[Stored items from a collection]
::::::::

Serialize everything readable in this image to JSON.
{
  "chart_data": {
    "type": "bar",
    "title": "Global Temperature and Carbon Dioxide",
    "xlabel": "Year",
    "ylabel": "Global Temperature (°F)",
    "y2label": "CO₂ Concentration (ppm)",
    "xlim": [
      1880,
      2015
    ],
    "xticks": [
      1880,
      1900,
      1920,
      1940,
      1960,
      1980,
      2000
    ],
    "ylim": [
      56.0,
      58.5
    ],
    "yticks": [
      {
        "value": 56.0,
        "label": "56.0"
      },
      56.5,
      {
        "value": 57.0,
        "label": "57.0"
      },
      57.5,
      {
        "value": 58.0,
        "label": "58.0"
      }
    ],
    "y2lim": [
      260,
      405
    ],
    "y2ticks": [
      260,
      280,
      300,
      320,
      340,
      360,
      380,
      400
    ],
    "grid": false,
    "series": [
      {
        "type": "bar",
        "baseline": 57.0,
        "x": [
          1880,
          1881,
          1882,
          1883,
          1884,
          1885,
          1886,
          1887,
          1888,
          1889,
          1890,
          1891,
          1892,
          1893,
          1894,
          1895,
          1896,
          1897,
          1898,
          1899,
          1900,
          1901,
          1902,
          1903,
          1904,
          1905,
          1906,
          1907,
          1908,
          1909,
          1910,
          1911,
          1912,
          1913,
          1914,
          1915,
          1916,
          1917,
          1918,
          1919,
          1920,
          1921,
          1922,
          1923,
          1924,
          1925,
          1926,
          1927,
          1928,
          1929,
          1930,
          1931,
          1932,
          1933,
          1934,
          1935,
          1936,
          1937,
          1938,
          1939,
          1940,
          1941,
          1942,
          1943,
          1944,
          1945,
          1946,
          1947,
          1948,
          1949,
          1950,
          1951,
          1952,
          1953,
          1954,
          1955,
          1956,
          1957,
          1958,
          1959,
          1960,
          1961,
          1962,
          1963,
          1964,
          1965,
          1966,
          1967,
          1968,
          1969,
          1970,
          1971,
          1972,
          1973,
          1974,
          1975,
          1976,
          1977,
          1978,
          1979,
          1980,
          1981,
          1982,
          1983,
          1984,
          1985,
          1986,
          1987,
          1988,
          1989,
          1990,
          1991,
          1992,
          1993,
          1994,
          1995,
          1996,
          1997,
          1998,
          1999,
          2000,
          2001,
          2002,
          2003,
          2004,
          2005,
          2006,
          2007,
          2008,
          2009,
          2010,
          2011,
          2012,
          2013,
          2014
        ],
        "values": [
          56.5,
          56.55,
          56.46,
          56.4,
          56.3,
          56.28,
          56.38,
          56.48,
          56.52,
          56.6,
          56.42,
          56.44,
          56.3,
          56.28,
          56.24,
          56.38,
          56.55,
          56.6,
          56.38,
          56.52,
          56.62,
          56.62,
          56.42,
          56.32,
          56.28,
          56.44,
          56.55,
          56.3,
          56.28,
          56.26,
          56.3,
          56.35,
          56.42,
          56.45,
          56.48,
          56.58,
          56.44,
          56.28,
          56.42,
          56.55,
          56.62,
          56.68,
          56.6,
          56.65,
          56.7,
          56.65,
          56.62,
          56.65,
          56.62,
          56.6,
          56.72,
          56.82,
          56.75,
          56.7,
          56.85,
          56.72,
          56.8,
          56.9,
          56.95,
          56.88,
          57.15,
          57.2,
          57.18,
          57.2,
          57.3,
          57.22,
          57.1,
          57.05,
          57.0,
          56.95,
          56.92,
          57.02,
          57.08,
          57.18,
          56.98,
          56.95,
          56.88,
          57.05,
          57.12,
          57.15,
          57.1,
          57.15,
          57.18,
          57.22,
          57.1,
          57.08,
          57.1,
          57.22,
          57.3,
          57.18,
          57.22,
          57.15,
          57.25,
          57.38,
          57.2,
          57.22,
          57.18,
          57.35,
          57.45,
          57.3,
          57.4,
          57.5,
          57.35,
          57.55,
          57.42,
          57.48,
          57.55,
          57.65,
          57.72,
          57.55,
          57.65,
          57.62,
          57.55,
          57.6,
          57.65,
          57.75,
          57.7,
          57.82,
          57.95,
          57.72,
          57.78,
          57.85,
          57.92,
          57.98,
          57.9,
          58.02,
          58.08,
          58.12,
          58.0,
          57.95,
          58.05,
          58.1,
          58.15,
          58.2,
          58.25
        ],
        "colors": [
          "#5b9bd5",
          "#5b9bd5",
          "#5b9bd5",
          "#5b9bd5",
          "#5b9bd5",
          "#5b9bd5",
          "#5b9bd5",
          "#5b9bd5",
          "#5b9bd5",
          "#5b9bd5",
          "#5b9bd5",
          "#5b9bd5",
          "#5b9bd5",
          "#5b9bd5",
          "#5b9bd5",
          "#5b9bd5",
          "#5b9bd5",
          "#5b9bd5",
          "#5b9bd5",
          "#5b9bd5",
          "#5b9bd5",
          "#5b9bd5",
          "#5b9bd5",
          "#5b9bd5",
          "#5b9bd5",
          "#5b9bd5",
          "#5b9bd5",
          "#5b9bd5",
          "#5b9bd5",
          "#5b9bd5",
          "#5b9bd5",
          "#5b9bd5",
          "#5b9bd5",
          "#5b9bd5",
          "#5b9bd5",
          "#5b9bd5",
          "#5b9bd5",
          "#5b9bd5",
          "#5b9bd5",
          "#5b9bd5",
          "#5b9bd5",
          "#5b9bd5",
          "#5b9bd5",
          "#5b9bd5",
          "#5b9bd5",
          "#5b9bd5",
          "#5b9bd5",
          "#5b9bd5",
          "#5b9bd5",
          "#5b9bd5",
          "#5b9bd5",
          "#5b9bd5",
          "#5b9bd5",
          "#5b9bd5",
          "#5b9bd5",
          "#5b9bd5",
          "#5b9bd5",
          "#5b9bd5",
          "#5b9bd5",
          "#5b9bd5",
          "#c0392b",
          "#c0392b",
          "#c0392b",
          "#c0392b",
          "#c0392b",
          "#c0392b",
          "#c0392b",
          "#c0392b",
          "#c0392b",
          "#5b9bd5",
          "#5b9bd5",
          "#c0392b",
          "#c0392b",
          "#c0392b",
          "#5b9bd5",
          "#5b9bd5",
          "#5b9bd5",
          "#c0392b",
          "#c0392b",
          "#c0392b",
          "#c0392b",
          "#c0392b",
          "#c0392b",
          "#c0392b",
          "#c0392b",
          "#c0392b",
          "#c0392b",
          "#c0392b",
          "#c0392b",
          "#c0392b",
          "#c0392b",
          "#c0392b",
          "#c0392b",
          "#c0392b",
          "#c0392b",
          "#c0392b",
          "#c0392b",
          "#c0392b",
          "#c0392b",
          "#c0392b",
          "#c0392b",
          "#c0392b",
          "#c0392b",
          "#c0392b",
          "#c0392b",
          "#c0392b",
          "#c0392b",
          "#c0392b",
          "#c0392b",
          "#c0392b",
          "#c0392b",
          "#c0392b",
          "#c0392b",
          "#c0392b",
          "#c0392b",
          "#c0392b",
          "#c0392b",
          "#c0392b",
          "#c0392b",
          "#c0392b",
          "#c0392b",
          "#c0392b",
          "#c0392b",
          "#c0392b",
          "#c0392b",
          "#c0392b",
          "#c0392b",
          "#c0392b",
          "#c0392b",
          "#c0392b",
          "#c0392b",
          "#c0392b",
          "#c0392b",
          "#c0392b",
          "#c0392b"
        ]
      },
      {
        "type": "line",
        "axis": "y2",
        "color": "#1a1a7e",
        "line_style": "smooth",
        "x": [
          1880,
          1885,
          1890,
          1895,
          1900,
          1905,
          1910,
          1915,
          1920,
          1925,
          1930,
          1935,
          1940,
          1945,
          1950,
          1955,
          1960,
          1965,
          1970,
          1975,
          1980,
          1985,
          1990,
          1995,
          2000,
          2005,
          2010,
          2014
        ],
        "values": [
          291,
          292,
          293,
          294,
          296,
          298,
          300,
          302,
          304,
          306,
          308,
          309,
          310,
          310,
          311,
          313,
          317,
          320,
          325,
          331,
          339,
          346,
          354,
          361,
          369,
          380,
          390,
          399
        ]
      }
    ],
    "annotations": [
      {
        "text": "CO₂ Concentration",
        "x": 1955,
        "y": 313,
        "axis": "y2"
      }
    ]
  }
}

::::::::

In the listing, find every line containing the word "Concentration" and list it.

* Result for this exercise *
    "y2label": "CO₂ Concentration (ppm)",
        "text": "CO₂ Concentration",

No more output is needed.